* [Given problem] Repeat each entry in full, exactly.

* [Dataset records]
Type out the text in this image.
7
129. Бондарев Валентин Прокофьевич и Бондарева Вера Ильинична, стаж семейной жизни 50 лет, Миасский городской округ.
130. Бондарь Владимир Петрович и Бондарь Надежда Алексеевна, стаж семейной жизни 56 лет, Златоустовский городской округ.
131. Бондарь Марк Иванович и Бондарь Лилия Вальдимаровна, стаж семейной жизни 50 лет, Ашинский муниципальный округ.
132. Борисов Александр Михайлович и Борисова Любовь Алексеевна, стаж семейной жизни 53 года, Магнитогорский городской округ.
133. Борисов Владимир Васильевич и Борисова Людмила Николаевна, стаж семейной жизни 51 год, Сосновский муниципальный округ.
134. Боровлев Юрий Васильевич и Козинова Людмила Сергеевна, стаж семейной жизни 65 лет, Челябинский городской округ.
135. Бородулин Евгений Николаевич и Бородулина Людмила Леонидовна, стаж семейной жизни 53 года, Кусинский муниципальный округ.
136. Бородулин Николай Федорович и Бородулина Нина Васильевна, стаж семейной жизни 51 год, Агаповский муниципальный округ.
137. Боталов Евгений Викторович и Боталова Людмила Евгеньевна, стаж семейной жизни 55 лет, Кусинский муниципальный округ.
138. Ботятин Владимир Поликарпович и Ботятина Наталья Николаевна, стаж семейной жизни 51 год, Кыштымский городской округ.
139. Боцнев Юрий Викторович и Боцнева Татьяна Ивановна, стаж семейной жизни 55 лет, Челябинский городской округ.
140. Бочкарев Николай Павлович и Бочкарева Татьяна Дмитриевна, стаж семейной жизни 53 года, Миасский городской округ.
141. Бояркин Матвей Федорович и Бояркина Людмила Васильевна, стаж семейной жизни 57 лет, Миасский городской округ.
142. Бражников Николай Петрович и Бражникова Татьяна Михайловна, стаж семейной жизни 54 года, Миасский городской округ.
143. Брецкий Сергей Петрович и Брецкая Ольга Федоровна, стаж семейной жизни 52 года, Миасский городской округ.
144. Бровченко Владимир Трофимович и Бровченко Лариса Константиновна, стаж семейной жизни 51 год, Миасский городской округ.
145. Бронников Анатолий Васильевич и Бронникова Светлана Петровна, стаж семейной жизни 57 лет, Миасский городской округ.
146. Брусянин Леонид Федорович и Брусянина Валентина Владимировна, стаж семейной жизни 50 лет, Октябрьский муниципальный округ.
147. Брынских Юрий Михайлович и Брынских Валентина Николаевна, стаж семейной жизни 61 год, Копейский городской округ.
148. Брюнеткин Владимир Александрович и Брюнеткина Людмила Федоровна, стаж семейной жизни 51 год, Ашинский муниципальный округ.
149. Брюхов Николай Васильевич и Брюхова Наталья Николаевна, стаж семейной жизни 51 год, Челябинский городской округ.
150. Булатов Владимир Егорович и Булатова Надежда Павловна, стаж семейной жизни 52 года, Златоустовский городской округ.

* [Solution]
Type out the text in this image.
7
129. Бондарев Валентин Прокофьевич и Бондарева Вера Ильинична, стаж семейной жизни 50 лет, Миасский городской округ.
130. Бондарь Владимир Петрович и Бондарь Надежда Алексеевна, стаж семейной жизни 56 лет, Златоустовский городской округ.
131. Бондарь Марк Иванович и Бондарь Лилия Вальдимаровна, стаж семейной жизни 50 лет, Ашинский муниципальный округ.
132. Борисов Александр Михайлович и Борисова Любовь Алексеевна, стаж семейной жизни 53 года, Магнитогорский городской округ.
133. Борисов Владимир Васильевич и Борисова Людмила Николаевна, стаж семейной жизни 51 год, Сосновский муниципальный округ.
134. Боровлев Юрий Васильевич и Козинова Людмила Сергеевна, стаж семейной жизни 65 лет, Челябинский городской округ.
135. Бородулин Евгений Николаевич и Бородулина Людмила Леонидовна, стаж семейной жизни 53 года, Кусинский муниципальный округ.
136. Бородулин Николай Федорович и Бородулина Нина Васильевна, стаж семейной жизни 51 год, Агаповский муниципальный округ.
137. Боталов Евгений Викторович и Боталова Людмила Евгеньевна, стаж семейной жизни 55 лет, Кусинский муниципальный округ.
138. Ботятин Владимир Поликарпович и Ботятина Наталья Николаевна, стаж семейной жизни 51 год, Кыштымский городской округ.
139. Боцнев Юрий Викторович и Боцнева Татьяна Ивановна, стаж семейной жизни 55 лет, Челябинский городской округ.
140. Бочкарев Николай Павлович и Бочкарева Татьяна Дмитриевна, стаж семейной жизни 53 года, Миасский городской округ.
141. Бояркин Матвей Федорович и Бояркина Людмила Васильевна, стаж семейной жизни 57 лет, Миасский городской округ.
142. Бражников Николай Петрович и Бражникова Татьяна Михайловна, стаж семейной жизни 54 года, Миасский городской округ.
143. Брецкий Сергей Петрович и Брецкая Ольга Федоровна, стаж семейной жизни 52 года, Миасский городской округ.
144. Бровченко Владимир Трофимович и Бровченко Лариса Константиновна, стаж семейной жизни 51 год, Миасский городской округ.
145. Бронников Анатолий Васильевич и Бронникова Светлана Петровна, стаж семейной жизни 57 лет, Миасский городской округ.
146. Брусянин Леонид Федорович и Брусянина Валентина Владимировна, стаж семейной жизни 50 лет, Октябрьский муниципальный округ.
147. Брынских Юрий Михайлович и Брынских Валентина Николаевна, стаж семейной жизни 61 год, Копейский городской округ.
148. Брюнеткин Владимир Александрович и Брюнеткина Людмила Федоровна, стаж семейной жизни 51 год, Ашинский муниципальный округ.
149. Брюхов Николай Васильевич и Брюхова Наталья Николаевна, стаж семейной жизни 51 год, Челябинский городской округ.
150. Булатов Владимир Егорович и Булатова Надежда Павловна, стаж семейной жизни 52 года, Златоустовский городской округ.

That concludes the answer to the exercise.